▸ **Your goal**
Copy each line below exactly and leave the pictures out.

╭─ Extracted records

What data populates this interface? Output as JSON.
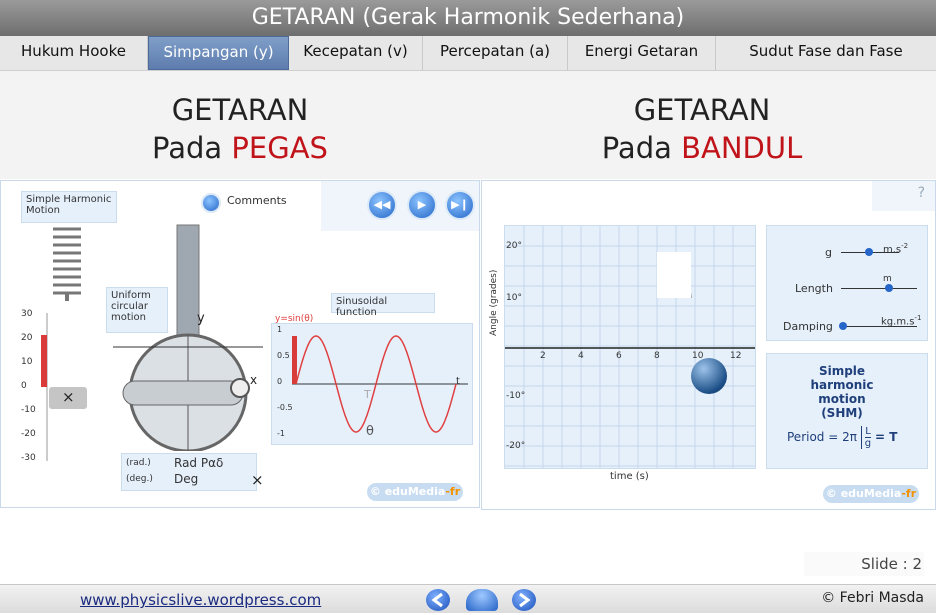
{
  "title": "GETARAN (Gerak Harmonik Sederhana)",
  "tabs": [
    {
      "label": "Hukum Hooke"
    },
    {
      "label": "Simpangan (y)",
      "active": true
    },
    {
      "label": "Kecepatan (v)"
    },
    {
      "label": "Percepatan (a)"
    },
    {
      "label": "Energi Getaran"
    },
    {
      "label": "Sudut Fase dan Fase"
    }
  ],
  "left": {
    "heading_line1": "GETARAN",
    "heading_pre": "Pada ",
    "heading_red": "PEGAS",
    "sim": {
      "label_shm": "Simple Harmonic Motion",
      "comments": "Comments",
      "uniform": "Uniform circular motion",
      "sinusoidal": "Sinusoidal function",
      "y_eq": "y=sin(θ)",
      "ruler_ticks": [
        "30",
        "20",
        "10",
        "0",
        "-10",
        "-20",
        "-30"
      ],
      "sine_ticks": [
        "1",
        "0.5",
        "0",
        "-0.5",
        "-1"
      ],
      "axis_y": "y",
      "axis_x": "x",
      "axis_t": "t",
      "theta": "θ",
      "T_label": "T",
      "rad_label": "(rad.)",
      "deg_label": "(deg.)",
      "rad_opt": "Rad Pαδ",
      "deg_opt": "Deg",
      "close": "×",
      "edu": "© eduMedia",
      "edu_fr": "-fr"
    }
  },
  "right": {
    "heading_line1": "GETARAN",
    "heading_pre": "Pada ",
    "heading_red": "BANDUL",
    "sim": {
      "help": "?",
      "y_axis_label": "Angle (grades)",
      "x_axis_label": "time (s)",
      "y_ticks": [
        "20°",
        "10°",
        "-10°",
        "-20°"
      ],
      "x_ticks": [
        "2",
        "4",
        "6",
        "8",
        "10",
        "12"
      ],
      "g_label": "g",
      "g_unit": "m.s",
      "g_exp": "-2",
      "length_label": "Length",
      "length_unit": "m",
      "damping_label": "Damping",
      "damping_unit": "kg.m.s",
      "damping_exp": "-1",
      "shm_title": "Simple harmonic motion (SHM)",
      "period_pre": "Period = 2π",
      "period_num": "L",
      "period_den": "g",
      "period_post": "= T",
      "edu": "© eduMedia",
      "edu_fr": "-fr"
    }
  },
  "slide_number": "Slide : 2",
  "footer": {
    "url": "www.physicslive.wordpress.com",
    "copyright": "© Febri Masda",
    "prev_icon": "arrow-left-icon",
    "home_icon": "home-icon",
    "next_icon": "arrow-right-icon"
  },
  "colors": {
    "accent_red": "#c0141a",
    "active_tab": "#5d7cae",
    "sim_blue": "#2566c8",
    "sine_red": "#e04040"
  }
}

╰─

▸ **Completed exercise**
What data populates this interface? Output as JSON.
{
  "title": "GETARAN (Gerak Harmonik Sederhana)",
  "tabs": [
    {
      "label": "Hukum Hooke"
    },
    {
      "label": "Simpangan (y)",
      "active": true
    },
    {
      "label": "Kecepatan (v)"
    },
    {
      "label": "Percepatan (a)"
    },
    {
      "label": "Energi Getaran"
    },
    {
      "label": "Sudut Fase dan Fase"
    }
  ],
  "left": {
    "heading_line1": "GETARAN",
    "heading_pre": "Pada ",
    "heading_red": "PEGAS",
    "sim": {
      "label_shm": "Simple Harmonic Motion",
      "comments": "Comments",
      "uniform": "Uniform circular motion",
      "sinusoidal": "Sinusoidal function",
      "y_eq": "y=sin(θ)",
      "ruler_ticks": [
        "30",
        "20",
        "10",
        "0",
        "-10",
        "-20",
        "-30"
      ],
      "sine_ticks": [
        "1",
        "0.5",
        "0",
        "-0.5",
        "-1"
      ],
      "axis_y": "y",
      "axis_x": "x",
      "axis_t": "t",
      "theta": "θ",
      "T_label": "T",
      "rad_label": "(rad.)",
      "deg_label": "(deg.)",
      "rad_opt": "Rad Pαδ",
      "deg_opt": "Deg",
      "close": "×",
      "edu": "© eduMedia",
      "edu_fr": "-fr"
    }
  },
  "right": {
    "heading_line1": "GETARAN",
    "heading_pre": "Pada ",
    "heading_red": "BANDUL",
    "sim": {
      "help": "?",
      "y_axis_label": "Angle (grades)",
      "x_axis_label": "time (s)",
      "y_ticks": [
        "20°",
        "10°",
        "-10°",
        "-20°"
      ],
      "x_ticks": [
        "2",
        "4",
        "6",
        "8",
        "10",
        "12"
      ],
      "g_label": "g",
      "g_unit": "m.s",
      "g_exp": "-2",
      "length_label": "Length",
      "length_unit": "m",
      "damping_label": "Damping",
      "damping_unit": "kg.m.s",
      "damping_exp": "-1",
      "shm_title": "Simple harmonic motion (SHM)",
      "period_pre": "Period = 2π",
      "period_num": "L",
      "period_den": "g",
      "period_post": "= T",
      "edu": "© eduMedia",
      "edu_fr": "-fr"
    }
  },
  "slide_number": "Slide : 2",
  "footer": {
    "url": "www.physicslive.wordpress.com",
    "copyright": "© Febri Masda",
    "prev_icon": "arrow-left-icon",
    "home_icon": "home-icon",
    "next_icon": "arrow-right-icon"
  },
  "colors": {
    "accent_red": "#c0141a",
    "active_tab": "#5d7cae",
    "sim_blue": "#2566c8",
    "sine_red": "#e04040"
  }
}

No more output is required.